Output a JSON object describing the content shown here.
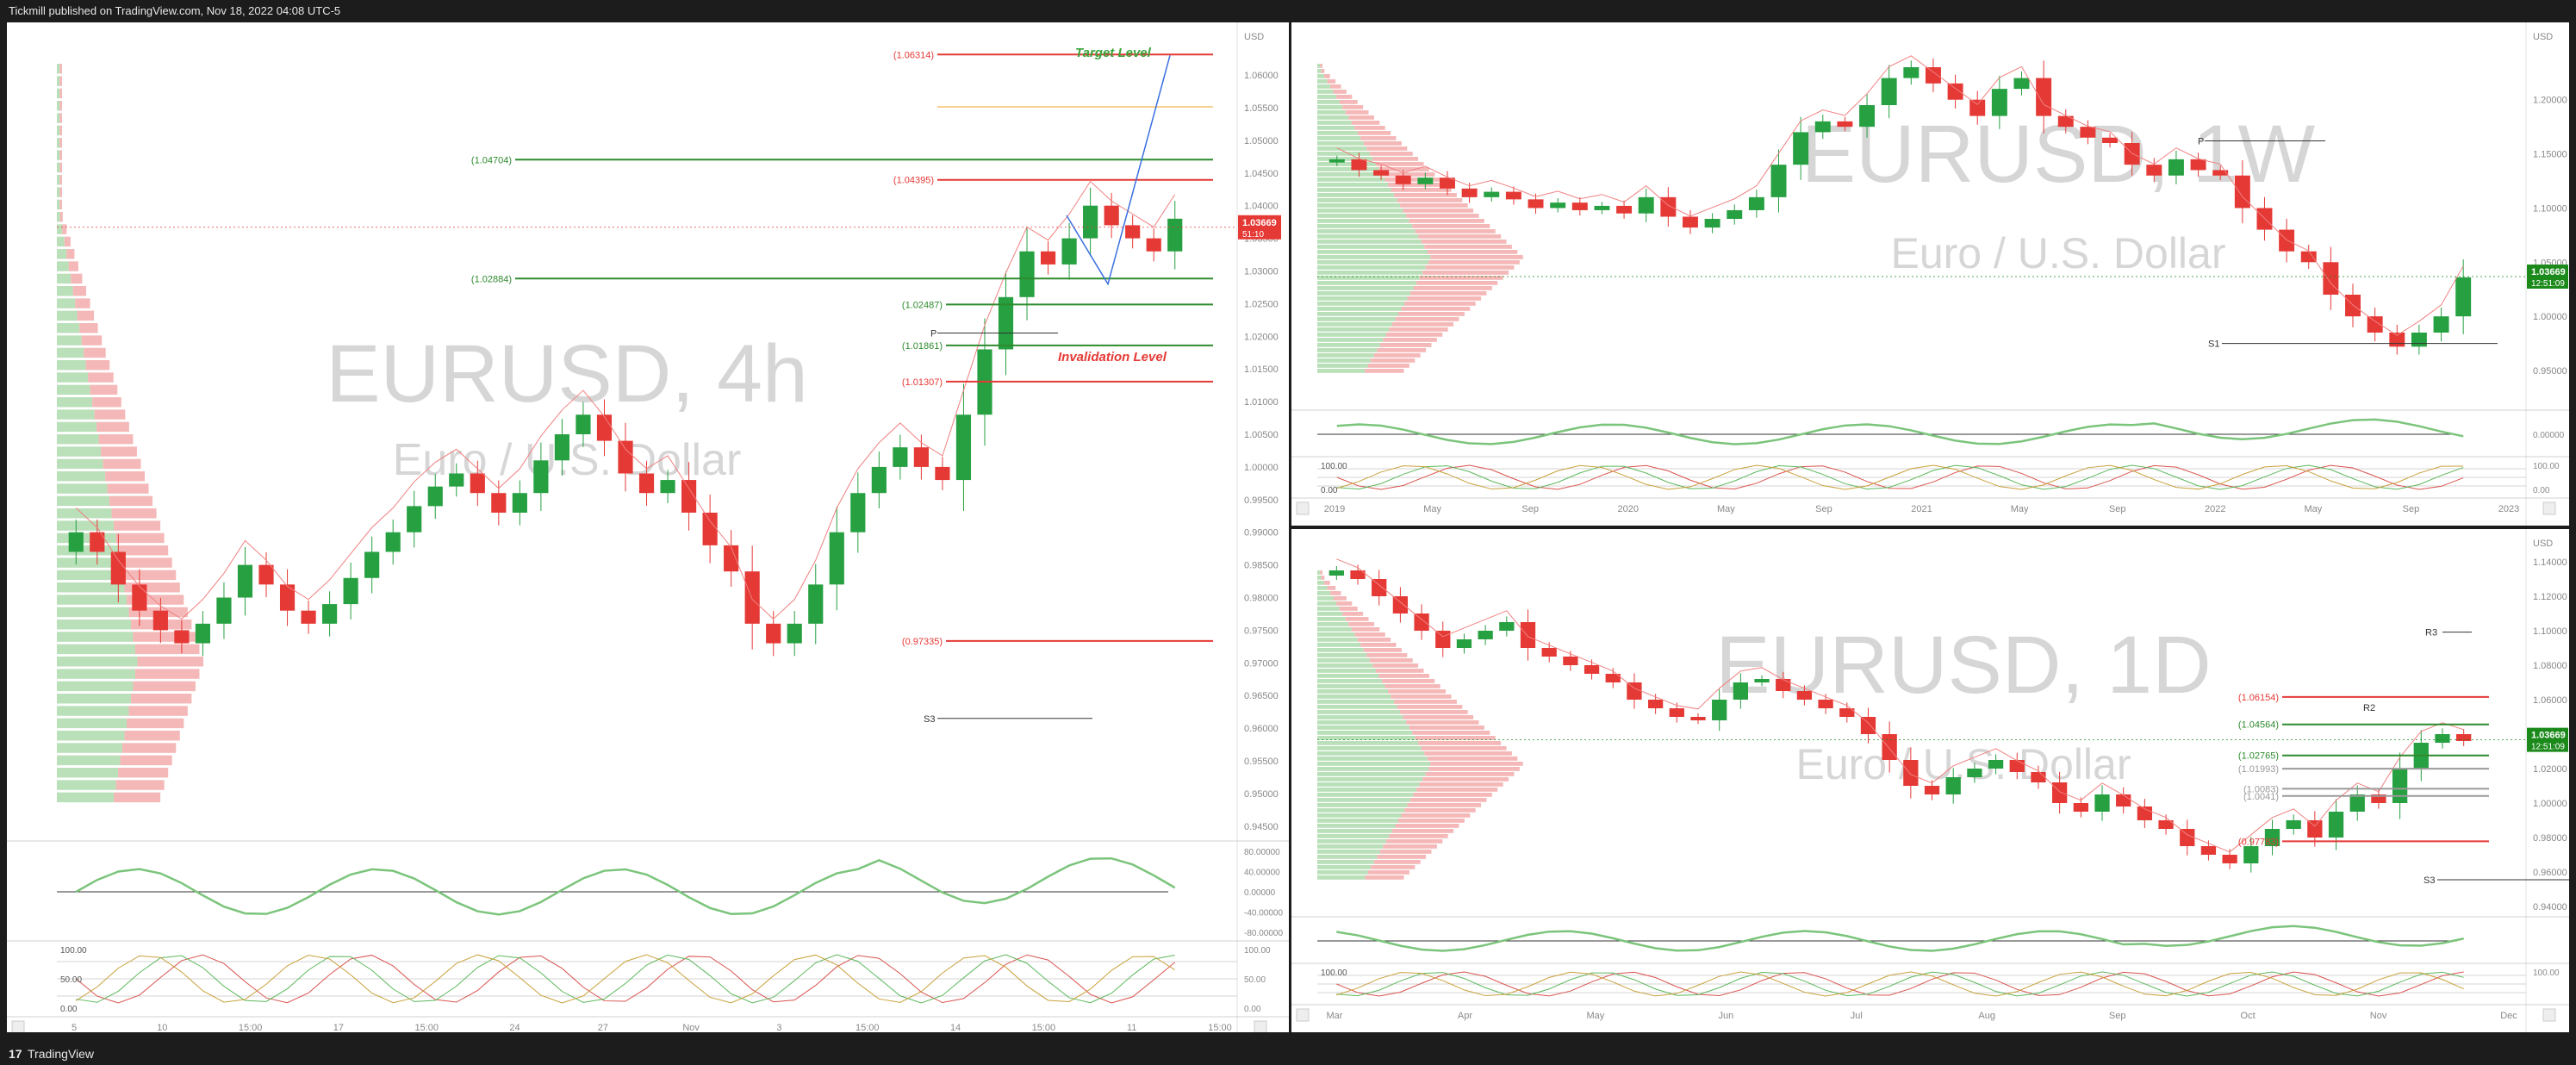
{
  "header": {
    "publisher_line": "Tickmill published on TradingView.com, Nov 18, 2022 04:08 UTC-5"
  },
  "footer": {
    "logo": "17",
    "brand": "TradingView"
  },
  "colors": {
    "bull": "#26a041",
    "bear": "#e53935",
    "level_red": "#e53935",
    "level_green": "#2e8b2e",
    "projection": "#3a6fe0",
    "target_text": "#3aa33a",
    "invalidation_text": "#e53935",
    "watermark": "#d6d6d6",
    "price_tag_4h": "#e53935",
    "price_tag_green": "#1b8a1b",
    "orange_line": "#f0a020"
  },
  "chart_data": [
    {
      "type": "candlestick",
      "symbol": "EURUSD",
      "watermark_title": "EURUSD, 4h",
      "watermark_subtitle": "Euro / U.S. Dollar",
      "currency": "USD",
      "y_axis_ticks": [
        "1.06000",
        "1.05500",
        "1.05000",
        "1.04500",
        "1.04000",
        "1.03500",
        "1.03000",
        "1.02500",
        "1.02000",
        "1.01500",
        "1.01000",
        "1.00500",
        "1.00000",
        "0.99500",
        "0.99000",
        "0.98500",
        "0.98000",
        "0.97500",
        "0.97000",
        "0.96500",
        "0.96000",
        "0.95500",
        "0.95000",
        "0.94500"
      ],
      "ylim": [
        0.943,
        1.067
      ],
      "last_price": "1.03669",
      "countdown": "51:10",
      "x_axis_ticks": [
        "5",
        "10",
        "15:00",
        "17",
        "15:00",
        "24",
        "27",
        "Nov",
        "3",
        "15:00",
        "14",
        "15:00",
        "11",
        "15:00"
      ],
      "levels": [
        {
          "label": "(1.06314)",
          "value": 1.06314,
          "color": "red"
        },
        {
          "label": "(1.04704)",
          "value": 1.04704,
          "color": "green"
        },
        {
          "label": "(1.04395)",
          "value": 1.04395,
          "color": "red"
        },
        {
          "label": "(1.02884)",
          "value": 1.02884,
          "color": "green"
        },
        {
          "label": "(1.02487)",
          "value": 1.02487,
          "color": "green"
        },
        {
          "label": "(1.01861)",
          "value": 1.01861,
          "color": "green"
        },
        {
          "label": "(1.01307)",
          "value": 1.01307,
          "color": "red"
        },
        {
          "label": "(0.97335)",
          "value": 0.97335,
          "color": "red"
        }
      ],
      "pivot_label": "P",
      "pivot_value": 1.0205,
      "s3_label": "S3",
      "s3_value": 0.9615,
      "annotations": {
        "target": "Target Level",
        "invalidation": "Invalidation Level"
      },
      "projection_path": [
        1.0385,
        1.028,
        1.063
      ],
      "oscillator": {
        "ticks": [
          "80.00000",
          "40.00000",
          "0.00000",
          "-40.00000",
          "-80.00000"
        ],
        "ylim": [
          -90,
          90
        ]
      },
      "stochastic": {
        "ticks": [
          "100.00",
          "50.00",
          "0.00"
        ]
      },
      "close_path": [
        0.99,
        0.987,
        0.982,
        0.978,
        0.975,
        0.973,
        0.976,
        0.98,
        0.985,
        0.982,
        0.978,
        0.976,
        0.979,
        0.983,
        0.987,
        0.99,
        0.994,
        0.997,
        0.999,
        0.996,
        0.993,
        0.996,
        1.001,
        1.005,
        1.008,
        1.004,
        0.999,
        0.996,
        0.998,
        0.993,
        0.988,
        0.984,
        0.976,
        0.973,
        0.976,
        0.982,
        0.99,
        0.996,
        1.0,
        1.003,
        1.0,
        0.998,
        1.008,
        1.018,
        1.026,
        1.033,
        1.031,
        1.035,
        1.04,
        1.037,
        1.035,
        1.033,
        1.038
      ]
    },
    {
      "type": "candlestick",
      "symbol": "EURUSD",
      "watermark_title": "EURUSD, 1W",
      "watermark_subtitle": "Euro / U.S. Dollar",
      "currency": "USD",
      "y_axis_ticks": [
        "1.20000",
        "1.15000",
        "1.10000",
        "1.05000",
        "1.00000",
        "0.95000"
      ],
      "ylim": [
        0.915,
        1.265
      ],
      "last_price": "1.03669",
      "countdown": "12:51:09",
      "x_axis_ticks": [
        "2019",
        "May",
        "Sep",
        "2020",
        "May",
        "Sep",
        "2021",
        "May",
        "Sep",
        "2022",
        "May",
        "Sep",
        "2023"
      ],
      "pivot_label": "P",
      "pivot_value": 1.162,
      "s1_label": "S1",
      "s1_value": 0.975,
      "oscillator": {
        "ticks": [
          "0.00000"
        ]
      },
      "stochastic": {
        "ticks": [
          "100.00",
          "0.00"
        ]
      },
      "close_path": [
        1.145,
        1.135,
        1.13,
        1.122,
        1.128,
        1.118,
        1.11,
        1.115,
        1.108,
        1.1,
        1.105,
        1.098,
        1.102,
        1.095,
        1.11,
        1.092,
        1.082,
        1.09,
        1.098,
        1.11,
        1.14,
        1.17,
        1.18,
        1.175,
        1.195,
        1.22,
        1.23,
        1.215,
        1.2,
        1.185,
        1.21,
        1.22,
        1.185,
        1.175,
        1.165,
        1.16,
        1.14,
        1.13,
        1.145,
        1.135,
        1.13,
        1.1,
        1.08,
        1.06,
        1.05,
        1.02,
        1.0,
        0.985,
        0.972,
        0.985,
        1.0,
        1.036
      ]
    },
    {
      "type": "candlestick",
      "symbol": "EURUSD",
      "watermark_title": "EURUSD, 1D",
      "watermark_subtitle": "Euro / U.S. Dollar",
      "currency": "USD",
      "y_axis_ticks": [
        "1.14000",
        "1.12000",
        "1.10000",
        "1.08000",
        "1.06000",
        "1.04000",
        "1.02000",
        "1.00000",
        "0.98000",
        "0.96000",
        "0.94000"
      ],
      "ylim": [
        0.935,
        1.155
      ],
      "last_price": "1.03669",
      "countdown": "12:51:09",
      "x_axis_ticks": [
        "Mar",
        "Apr",
        "May",
        "Jun",
        "Jul",
        "Aug",
        "Sep",
        "Oct",
        "Nov",
        "Dec"
      ],
      "levels": [
        {
          "label": "(1.06154)",
          "value": 1.06154,
          "color": "red"
        },
        {
          "label": "(1.04564)",
          "value": 1.04564,
          "color": "green"
        },
        {
          "label": "(1.02765)",
          "value": 1.02765,
          "color": "green"
        },
        {
          "label": "(1.01993)",
          "value": 1.01993,
          "color": "grey"
        },
        {
          "label": "(1.0083)",
          "value": 1.0083,
          "color": "grey"
        },
        {
          "label": "(1.0041)",
          "value": 1.0041,
          "color": "grey"
        },
        {
          "label": "(0.97783)",
          "value": 0.97783,
          "color": "red"
        }
      ],
      "r3_label": "R3",
      "r3_value": 1.0992,
      "r2_label": "R2",
      "r2_value": 1.0555,
      "s3_label": "S3",
      "s3_value": 0.9555,
      "oscillator": {
        "ticks": []
      },
      "stochastic": {
        "ticks": [
          "100.00"
        ]
      },
      "close_path": [
        1.135,
        1.13,
        1.12,
        1.11,
        1.1,
        1.09,
        1.095,
        1.1,
        1.105,
        1.09,
        1.085,
        1.08,
        1.075,
        1.07,
        1.06,
        1.055,
        1.05,
        1.048,
        1.06,
        1.07,
        1.072,
        1.065,
        1.06,
        1.055,
        1.05,
        1.04,
        1.025,
        1.01,
        1.005,
        1.015,
        1.02,
        1.025,
        1.018,
        1.012,
        1.0,
        0.995,
        1.005,
        0.998,
        0.99,
        0.985,
        0.975,
        0.97,
        0.965,
        0.975,
        0.985,
        0.99,
        0.98,
        0.995,
        1.005,
        1.0,
        1.02,
        1.035,
        1.04,
        1.036
      ]
    }
  ]
}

What to do >> Will you restate every entry word for word and omit the images?

Answer for the task >>
Output a JSON object describing the content shown here.
{
  "header": {
    "publisher_line": "Tickmill published on TradingView.com, Nov 18, 2022 04:08 UTC-5"
  },
  "footer": {
    "logo": "17",
    "brand": "TradingView"
  },
  "colors": {
    "bull": "#26a041",
    "bear": "#e53935",
    "level_red": "#e53935",
    "level_green": "#2e8b2e",
    "projection": "#3a6fe0",
    "target_text": "#3aa33a",
    "invalidation_text": "#e53935",
    "watermark": "#d6d6d6",
    "price_tag_4h": "#e53935",
    "price_tag_green": "#1b8a1b",
    "orange_line": "#f0a020"
  },
  "chart_data": [
    {
      "type": "candlestick",
      "symbol": "EURUSD",
      "watermark_title": "EURUSD, 4h",
      "watermark_subtitle": "Euro / U.S. Dollar",
      "currency": "USD",
      "y_axis_ticks": [
        "1.06000",
        "1.05500",
        "1.05000",
        "1.04500",
        "1.04000",
        "1.03500",
        "1.03000",
        "1.02500",
        "1.02000",
        "1.01500",
        "1.01000",
        "1.00500",
        "1.00000",
        "0.99500",
        "0.99000",
        "0.98500",
        "0.98000",
        "0.97500",
        "0.97000",
        "0.96500",
        "0.96000",
        "0.95500",
        "0.95000",
        "0.94500"
      ],
      "ylim": [
        0.943,
        1.067
      ],
      "last_price": "1.03669",
      "countdown": "51:10",
      "x_axis_ticks": [
        "5",
        "10",
        "15:00",
        "17",
        "15:00",
        "24",
        "27",
        "Nov",
        "3",
        "15:00",
        "14",
        "15:00",
        "11",
        "15:00"
      ],
      "levels": [
        {
          "label": "(1.06314)",
          "value": 1.06314,
          "color": "red"
        },
        {
          "label": "(1.04704)",
          "value": 1.04704,
          "color": "green"
        },
        {
          "label": "(1.04395)",
          "value": 1.04395,
          "color": "red"
        },
        {
          "label": "(1.02884)",
          "value": 1.02884,
          "color": "green"
        },
        {
          "label": "(1.02487)",
          "value": 1.02487,
          "color": "green"
        },
        {
          "label": "(1.01861)",
          "value": 1.01861,
          "color": "green"
        },
        {
          "label": "(1.01307)",
          "value": 1.01307,
          "color": "red"
        },
        {
          "label": "(0.97335)",
          "value": 0.97335,
          "color": "red"
        }
      ],
      "pivot_label": "P",
      "pivot_value": 1.0205,
      "s3_label": "S3",
      "s3_value": 0.9615,
      "annotations": {
        "target": "Target Level",
        "invalidation": "Invalidation Level"
      },
      "projection_path": [
        1.0385,
        1.028,
        1.063
      ],
      "oscillator": {
        "ticks": [
          "80.00000",
          "40.00000",
          "0.00000",
          "-40.00000",
          "-80.00000"
        ],
        "ylim": [
          -90,
          90
        ]
      },
      "stochastic": {
        "ticks": [
          "100.00",
          "50.00",
          "0.00"
        ]
      },
      "close_path": [
        0.99,
        0.987,
        0.982,
        0.978,
        0.975,
        0.973,
        0.976,
        0.98,
        0.985,
        0.982,
        0.978,
        0.976,
        0.979,
        0.983,
        0.987,
        0.99,
        0.994,
        0.997,
        0.999,
        0.996,
        0.993,
        0.996,
        1.001,
        1.005,
        1.008,
        1.004,
        0.999,
        0.996,
        0.998,
        0.993,
        0.988,
        0.984,
        0.976,
        0.973,
        0.976,
        0.982,
        0.99,
        0.996,
        1.0,
        1.003,
        1.0,
        0.998,
        1.008,
        1.018,
        1.026,
        1.033,
        1.031,
        1.035,
        1.04,
        1.037,
        1.035,
        1.033,
        1.038
      ]
    },
    {
      "type": "candlestick",
      "symbol": "EURUSD",
      "watermark_title": "EURUSD, 1W",
      "watermark_subtitle": "Euro / U.S. Dollar",
      "currency": "USD",
      "y_axis_ticks": [
        "1.20000",
        "1.15000",
        "1.10000",
        "1.05000",
        "1.00000",
        "0.95000"
      ],
      "ylim": [
        0.915,
        1.265
      ],
      "last_price": "1.03669",
      "countdown": "12:51:09",
      "x_axis_ticks": [
        "2019",
        "May",
        "Sep",
        "2020",
        "May",
        "Sep",
        "2021",
        "May",
        "Sep",
        "2022",
        "May",
        "Sep",
        "2023"
      ],
      "pivot_label": "P",
      "pivot_value": 1.162,
      "s1_label": "S1",
      "s1_value": 0.975,
      "oscillator": {
        "ticks": [
          "0.00000"
        ]
      },
      "stochastic": {
        "ticks": [
          "100.00",
          "0.00"
        ]
      },
      "close_path": [
        1.145,
        1.135,
        1.13,
        1.122,
        1.128,
        1.118,
        1.11,
        1.115,
        1.108,
        1.1,
        1.105,
        1.098,
        1.102,
        1.095,
        1.11,
        1.092,
        1.082,
        1.09,
        1.098,
        1.11,
        1.14,
        1.17,
        1.18,
        1.175,
        1.195,
        1.22,
        1.23,
        1.215,
        1.2,
        1.185,
        1.21,
        1.22,
        1.185,
        1.175,
        1.165,
        1.16,
        1.14,
        1.13,
        1.145,
        1.135,
        1.13,
        1.1,
        1.08,
        1.06,
        1.05,
        1.02,
        1.0,
        0.985,
        0.972,
        0.985,
        1.0,
        1.036
      ]
    },
    {
      "type": "candlestick",
      "symbol": "EURUSD",
      "watermark_title": "EURUSD, 1D",
      "watermark_subtitle": "Euro / U.S. Dollar",
      "currency": "USD",
      "y_axis_ticks": [
        "1.14000",
        "1.12000",
        "1.10000",
        "1.08000",
        "1.06000",
        "1.04000",
        "1.02000",
        "1.00000",
        "0.98000",
        "0.96000",
        "0.94000"
      ],
      "ylim": [
        0.935,
        1.155
      ],
      "last_price": "1.03669",
      "countdown": "12:51:09",
      "x_axis_ticks": [
        "Mar",
        "Apr",
        "May",
        "Jun",
        "Jul",
        "Aug",
        "Sep",
        "Oct",
        "Nov",
        "Dec"
      ],
      "levels": [
        {
          "label": "(1.06154)",
          "value": 1.06154,
          "color": "red"
        },
        {
          "label": "(1.04564)",
          "value": 1.04564,
          "color": "green"
        },
        {
          "label": "(1.02765)",
          "value": 1.02765,
          "color": "green"
        },
        {
          "label": "(1.01993)",
          "value": 1.01993,
          "color": "grey"
        },
        {
          "label": "(1.0083)",
          "value": 1.0083,
          "color": "grey"
        },
        {
          "label": "(1.0041)",
          "value": 1.0041,
          "color": "grey"
        },
        {
          "label": "(0.97783)",
          "value": 0.97783,
          "color": "red"
        }
      ],
      "r3_label": "R3",
      "r3_value": 1.0992,
      "r2_label": "R2",
      "r2_value": 1.0555,
      "s3_label": "S3",
      "s3_value": 0.9555,
      "oscillator": {
        "ticks": []
      },
      "stochastic": {
        "ticks": [
          "100.00"
        ]
      },
      "close_path": [
        1.135,
        1.13,
        1.12,
        1.11,
        1.1,
        1.09,
        1.095,
        1.1,
        1.105,
        1.09,
        1.085,
        1.08,
        1.075,
        1.07,
        1.06,
        1.055,
        1.05,
        1.048,
        1.06,
        1.07,
        1.072,
        1.065,
        1.06,
        1.055,
        1.05,
        1.04,
        1.025,
        1.01,
        1.005,
        1.015,
        1.02,
        1.025,
        1.018,
        1.012,
        1.0,
        0.995,
        1.005,
        0.998,
        0.99,
        0.985,
        0.975,
        0.97,
        0.965,
        0.975,
        0.985,
        0.99,
        0.98,
        0.995,
        1.005,
        1.0,
        1.02,
        1.035,
        1.04,
        1.036
      ]
    }
  ]
}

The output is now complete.